+++ DATASET ENTRIES

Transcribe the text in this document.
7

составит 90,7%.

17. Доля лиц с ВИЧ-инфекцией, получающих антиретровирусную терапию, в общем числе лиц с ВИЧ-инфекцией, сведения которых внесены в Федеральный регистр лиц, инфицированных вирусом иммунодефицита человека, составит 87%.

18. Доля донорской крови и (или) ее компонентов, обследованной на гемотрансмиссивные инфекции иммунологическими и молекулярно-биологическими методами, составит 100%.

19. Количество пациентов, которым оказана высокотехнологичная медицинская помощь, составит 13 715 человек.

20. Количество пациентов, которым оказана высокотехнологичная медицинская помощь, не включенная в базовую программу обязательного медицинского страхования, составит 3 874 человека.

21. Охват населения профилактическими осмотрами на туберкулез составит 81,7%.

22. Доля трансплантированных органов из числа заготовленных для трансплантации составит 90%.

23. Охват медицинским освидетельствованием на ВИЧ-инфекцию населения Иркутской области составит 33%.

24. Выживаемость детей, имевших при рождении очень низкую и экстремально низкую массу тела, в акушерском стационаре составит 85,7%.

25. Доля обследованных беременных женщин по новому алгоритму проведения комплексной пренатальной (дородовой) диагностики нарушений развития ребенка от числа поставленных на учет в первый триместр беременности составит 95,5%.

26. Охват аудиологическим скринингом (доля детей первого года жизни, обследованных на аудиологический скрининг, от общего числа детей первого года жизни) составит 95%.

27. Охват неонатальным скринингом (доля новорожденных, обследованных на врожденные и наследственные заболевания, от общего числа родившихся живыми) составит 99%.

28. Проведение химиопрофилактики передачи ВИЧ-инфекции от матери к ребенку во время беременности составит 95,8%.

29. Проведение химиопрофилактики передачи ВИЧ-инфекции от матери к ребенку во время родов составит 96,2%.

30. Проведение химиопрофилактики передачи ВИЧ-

++++++

◆ GOAL OF THE EXERCISE
Every record shown above should be written out again exactly.

◆ COMPLETE RESPONSE
Transcribe the text in this document.
7

составит 90,7%.

17. Доля лиц с ВИЧ-инфекцией, получающих антиретровирусную терапию, в общем числе лиц с ВИЧ-инфекцией, сведения которых внесены в Федеральный регистр лиц, инфицированных вирусом иммунодефицита человека, составит 87%.

18. Доля донорской крови и (или) ее компонентов, обследованной на гемотрансмиссивные инфекции иммунологическими и молекулярно-биологическими методами, составит 100%.

19. Количество пациентов, которым оказана высокотехнологичная медицинская помощь, составит 13 715 человек.

20. Количество пациентов, которым оказана высокотехнологичная медицинская помощь, не включенная в базовую программу обязательного медицинского страхования, составит 3 874 человека.

21. Охват населения профилактическими осмотрами на туберкулез составит 81,7%.

22. Доля трансплантированных органов из числа заготовленных для трансплантации составит 90%.

23. Охват медицинским освидетельствованием на ВИЧ-инфекцию населения Иркутской области составит 33%.

24. Выживаемость детей, имевших при рождении очень низкую и экстремально низкую массу тела, в акушерском стационаре составит 85,7%.

25. Доля обследованных беременных женщин по новому алгоритму проведения комплексной пренатальной (дородовой) диагностики нарушений развития ребенка от числа поставленных на учет в первый триместр беременности составит 95,5%.

26. Охват аудиологическим скринингом (доля детей первого года жизни, обследованных на аудиологический скрининг, от общего числа детей первого года жизни) составит 95%.

27. Охват неонатальным скринингом (доля новорожденных, обследованных на врожденные и наследственные заболевания, от общего числа родившихся живыми) составит 99%.

28. Проведение химиопрофилактики передачи ВИЧ-инфекции от матери к ребенку во время беременности составит 95,8%.

29. Проведение химиопрофилактики передачи ВИЧ-инфекции от матери к ребенку во время родов составит 96,2%.

30. Проведение химиопрофилактики передачи ВИЧ-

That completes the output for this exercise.